* **Quoted passage**:
The Alliance française du Bengale and Sangeet Natak Akademi present the 20th Edition of the Sapphire Quarterly Arts Series on Friday 27th March 2015 at 7.00 pm at ICCR, Satyajit Ray Auditorium, Rabindranath Tagore Centre, with Michel Casanovas, French choreographer.

The evening will be both a celebration and a revalidation of skills, techniques, narratives and stories that the dancers have learned , shared and experienced over the years. This revisit together with students, Sapphire Creations Company members and Michel Casanovas weaves the moments and memories for this rendez-vous…

About Michel Casanovas

unnamedBorn in France in 1965, Michel studied ballet and contemporary dance ( also release technique and contact improvisation). He graduated in ‘Baccalaureat de dance’ at the Conservatoire de Toulouse, France. Since 1982, he has been engaged in different theatres and companies in Belgium, France, Canada and especially in Switzerland where, since 1996, he has been co-founder with Patrick Collaud of Cie Morespace in Basel. Between 2004 and 2008, he was trained to become a Feldenkrias practitioner by Paul Rubin and Julie Casson-Rubin (San Francisco). Michel is now conducting regular classes of Awareness through Movement and giving Functional Integration lessons. Since 2006, Michel has been regularly teaching contemporary dance and Feldenkrais method in India working in Mumbai, Bangalore and Kolkata. Presently, he runs Shoonya, a newly opened Centre in Bangalore.

* **What is being asked**: Name every country where, according to the arts series announcement, Michel Casanovas has been engaged with theatres and companies since 1982.

* **Listing**:
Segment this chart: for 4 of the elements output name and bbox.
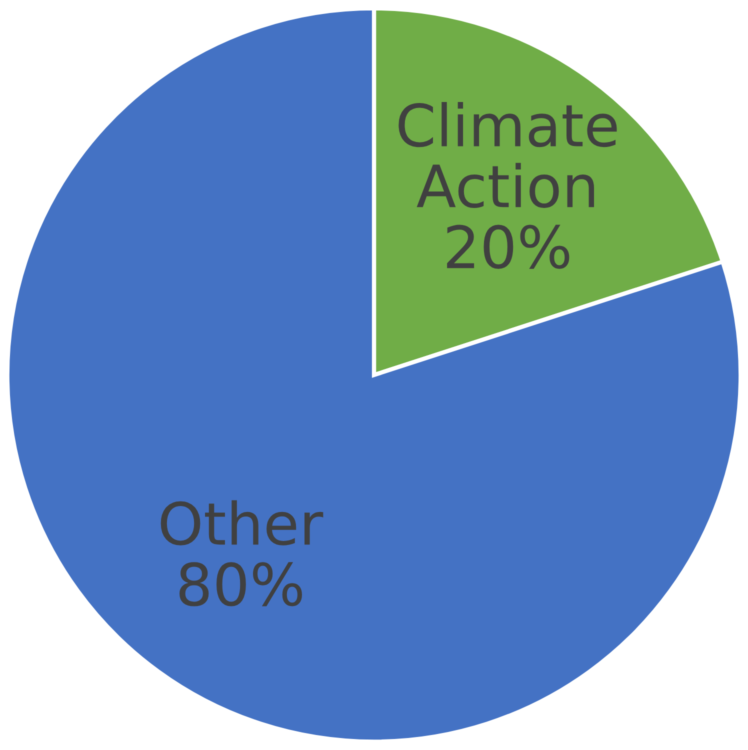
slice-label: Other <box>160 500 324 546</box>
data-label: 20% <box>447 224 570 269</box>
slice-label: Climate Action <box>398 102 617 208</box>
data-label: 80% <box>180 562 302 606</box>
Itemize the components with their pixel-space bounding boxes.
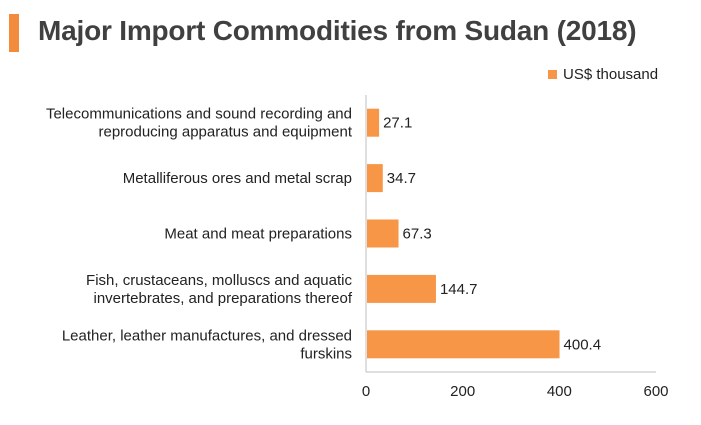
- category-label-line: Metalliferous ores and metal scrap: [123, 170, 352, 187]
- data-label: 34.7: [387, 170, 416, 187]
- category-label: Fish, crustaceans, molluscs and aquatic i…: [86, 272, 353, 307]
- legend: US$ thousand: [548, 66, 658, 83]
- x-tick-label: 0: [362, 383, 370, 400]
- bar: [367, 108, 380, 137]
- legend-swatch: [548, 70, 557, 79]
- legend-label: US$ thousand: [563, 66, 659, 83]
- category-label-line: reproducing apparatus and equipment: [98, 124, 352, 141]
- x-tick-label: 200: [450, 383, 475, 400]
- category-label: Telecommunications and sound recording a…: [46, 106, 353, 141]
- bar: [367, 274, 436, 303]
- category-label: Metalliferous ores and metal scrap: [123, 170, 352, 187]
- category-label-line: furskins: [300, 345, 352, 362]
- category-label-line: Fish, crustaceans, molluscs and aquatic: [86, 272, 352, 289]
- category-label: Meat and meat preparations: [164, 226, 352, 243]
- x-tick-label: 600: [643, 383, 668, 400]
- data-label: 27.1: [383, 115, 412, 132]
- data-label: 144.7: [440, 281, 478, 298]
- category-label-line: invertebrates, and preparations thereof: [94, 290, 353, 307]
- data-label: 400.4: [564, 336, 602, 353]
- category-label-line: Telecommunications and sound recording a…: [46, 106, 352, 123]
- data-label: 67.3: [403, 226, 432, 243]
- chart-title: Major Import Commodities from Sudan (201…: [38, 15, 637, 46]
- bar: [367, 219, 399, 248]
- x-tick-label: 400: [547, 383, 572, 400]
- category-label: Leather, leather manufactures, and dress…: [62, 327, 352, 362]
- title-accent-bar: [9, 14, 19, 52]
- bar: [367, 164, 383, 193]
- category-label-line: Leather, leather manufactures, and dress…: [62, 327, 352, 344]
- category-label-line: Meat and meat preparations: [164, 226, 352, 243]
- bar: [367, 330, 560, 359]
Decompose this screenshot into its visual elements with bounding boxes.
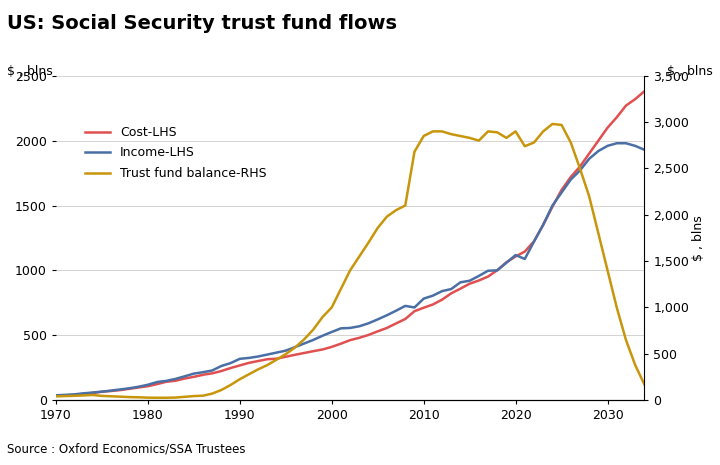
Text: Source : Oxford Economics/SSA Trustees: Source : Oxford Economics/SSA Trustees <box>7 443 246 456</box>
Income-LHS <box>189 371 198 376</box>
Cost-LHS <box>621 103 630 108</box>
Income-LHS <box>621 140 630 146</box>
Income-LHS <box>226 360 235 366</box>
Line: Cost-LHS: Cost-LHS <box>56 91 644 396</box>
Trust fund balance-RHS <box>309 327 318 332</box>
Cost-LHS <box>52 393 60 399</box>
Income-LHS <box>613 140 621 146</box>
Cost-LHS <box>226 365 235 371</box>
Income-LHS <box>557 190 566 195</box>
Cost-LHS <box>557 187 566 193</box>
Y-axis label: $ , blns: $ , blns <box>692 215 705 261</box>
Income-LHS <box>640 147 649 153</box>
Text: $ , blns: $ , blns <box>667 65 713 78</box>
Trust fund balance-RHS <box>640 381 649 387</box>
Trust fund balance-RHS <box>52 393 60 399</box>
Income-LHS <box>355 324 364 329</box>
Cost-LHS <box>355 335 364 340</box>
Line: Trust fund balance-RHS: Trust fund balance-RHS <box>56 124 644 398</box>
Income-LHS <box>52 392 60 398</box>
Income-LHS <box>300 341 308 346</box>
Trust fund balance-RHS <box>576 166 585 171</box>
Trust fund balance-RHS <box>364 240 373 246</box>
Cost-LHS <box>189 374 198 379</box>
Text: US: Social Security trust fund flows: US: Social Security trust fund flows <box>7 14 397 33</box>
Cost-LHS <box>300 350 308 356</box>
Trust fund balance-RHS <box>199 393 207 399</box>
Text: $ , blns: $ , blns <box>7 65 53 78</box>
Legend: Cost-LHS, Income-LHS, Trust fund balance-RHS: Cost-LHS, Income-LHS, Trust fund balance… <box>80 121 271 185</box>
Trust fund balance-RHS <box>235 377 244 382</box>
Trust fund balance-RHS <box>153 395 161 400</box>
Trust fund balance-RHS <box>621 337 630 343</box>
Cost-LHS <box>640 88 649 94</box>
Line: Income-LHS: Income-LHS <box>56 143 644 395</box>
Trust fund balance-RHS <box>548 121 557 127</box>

* **Output for this task**: Belgium, France, Canada and Switzerland